**Aim of the exercise**
Copy every entry word for word, but skip the pictures.

**** Provided data ****

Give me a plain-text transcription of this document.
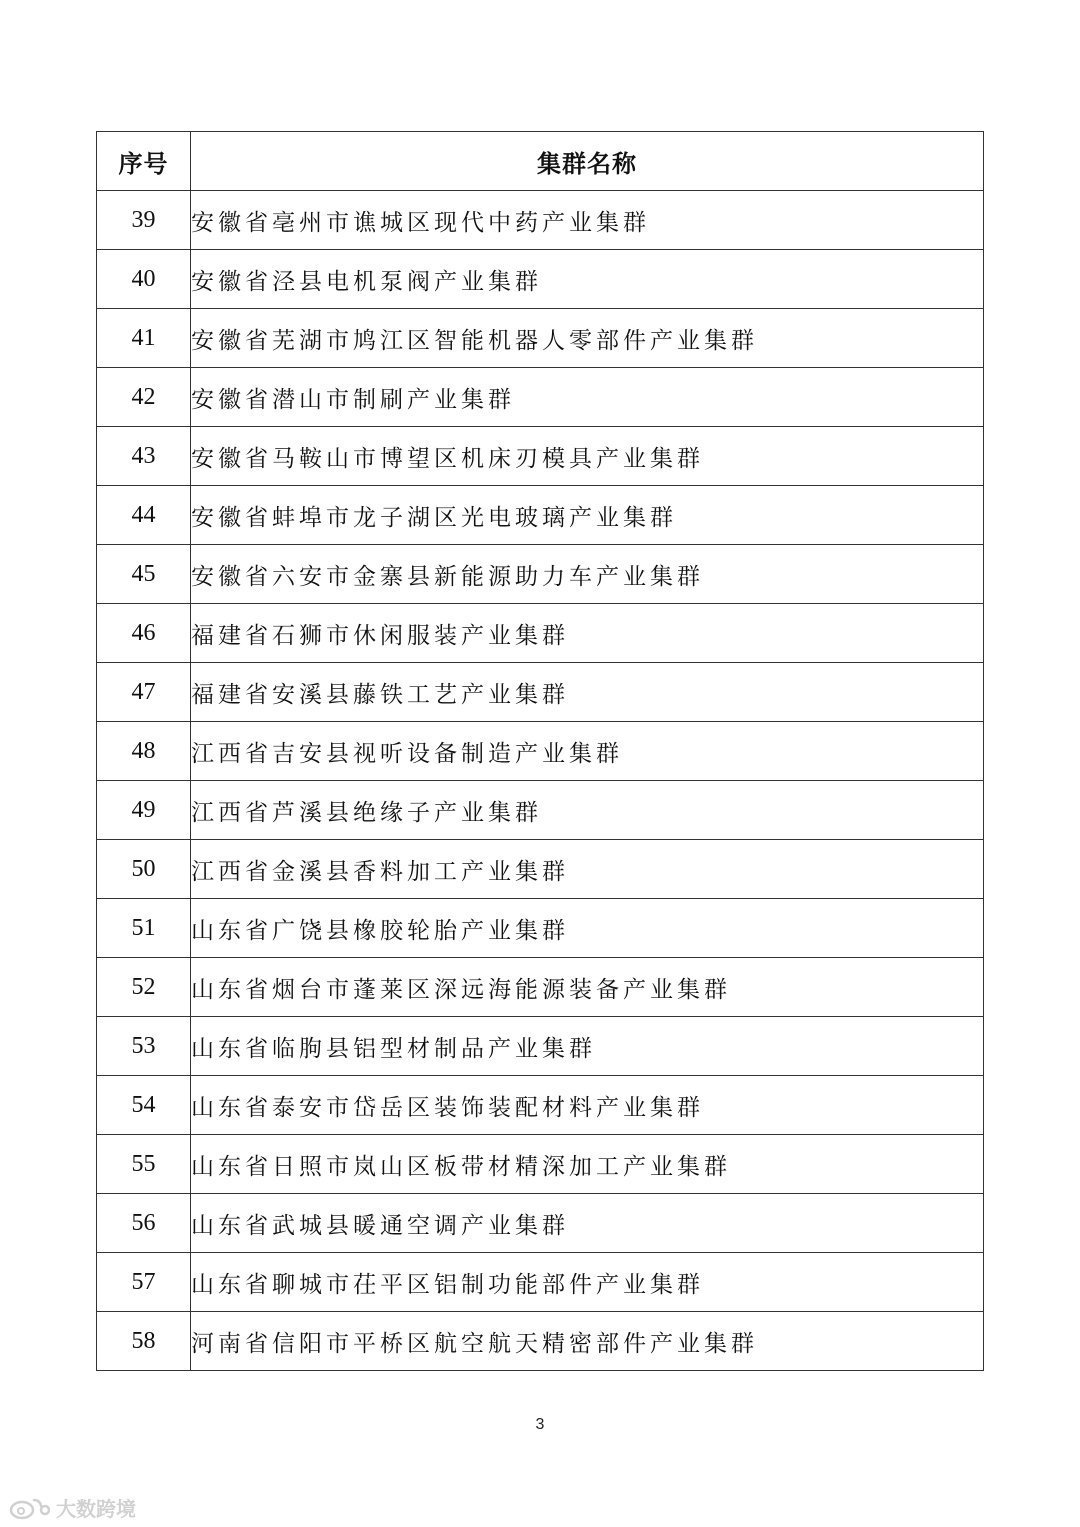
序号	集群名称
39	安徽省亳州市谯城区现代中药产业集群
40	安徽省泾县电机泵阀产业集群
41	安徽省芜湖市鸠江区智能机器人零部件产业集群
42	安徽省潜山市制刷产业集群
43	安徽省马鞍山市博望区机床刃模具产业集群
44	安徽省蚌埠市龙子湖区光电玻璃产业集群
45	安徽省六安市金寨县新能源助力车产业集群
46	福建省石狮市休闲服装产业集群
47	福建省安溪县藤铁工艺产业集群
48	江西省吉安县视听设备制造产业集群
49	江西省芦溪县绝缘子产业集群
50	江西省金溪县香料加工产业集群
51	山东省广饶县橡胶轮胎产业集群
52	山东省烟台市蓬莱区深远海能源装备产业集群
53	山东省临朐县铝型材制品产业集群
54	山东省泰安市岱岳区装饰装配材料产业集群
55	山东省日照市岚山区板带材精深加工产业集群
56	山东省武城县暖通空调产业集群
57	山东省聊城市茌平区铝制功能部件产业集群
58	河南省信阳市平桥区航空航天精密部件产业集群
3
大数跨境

****

**Exercise output**
Give me a plain-text transcription of this document.
序号	集群名称
39	安徽省亳州市谯城区现代中药产业集群
40	安徽省泾县电机泵阀产业集群
41	安徽省芜湖市鸠江区智能机器人零部件产业集群
42	安徽省潜山市制刷产业集群
43	安徽省马鞍山市博望区机床刃模具产业集群
44	安徽省蚌埠市龙子湖区光电玻璃产业集群
45	安徽省六安市金寨县新能源助力车产业集群
46	福建省石狮市休闲服装产业集群
47	福建省安溪县藤铁工艺产业集群
48	江西省吉安县视听设备制造产业集群
49	江西省芦溪县绝缘子产业集群
50	江西省金溪县香料加工产业集群
51	山东省广饶县橡胶轮胎产业集群
52	山东省烟台市蓬莱区深远海能源装备产业集群
53	山东省临朐县铝型材制品产业集群
54	山东省泰安市岱岳区装饰装配材料产业集群
55	山东省日照市岚山区板带材精深加工产业集群
56	山东省武城县暖通空调产业集群
57	山东省聊城市茌平区铝制功能部件产业集群
58	河南省信阳市平桥区航空航天精密部件产业集群
3
大数跨境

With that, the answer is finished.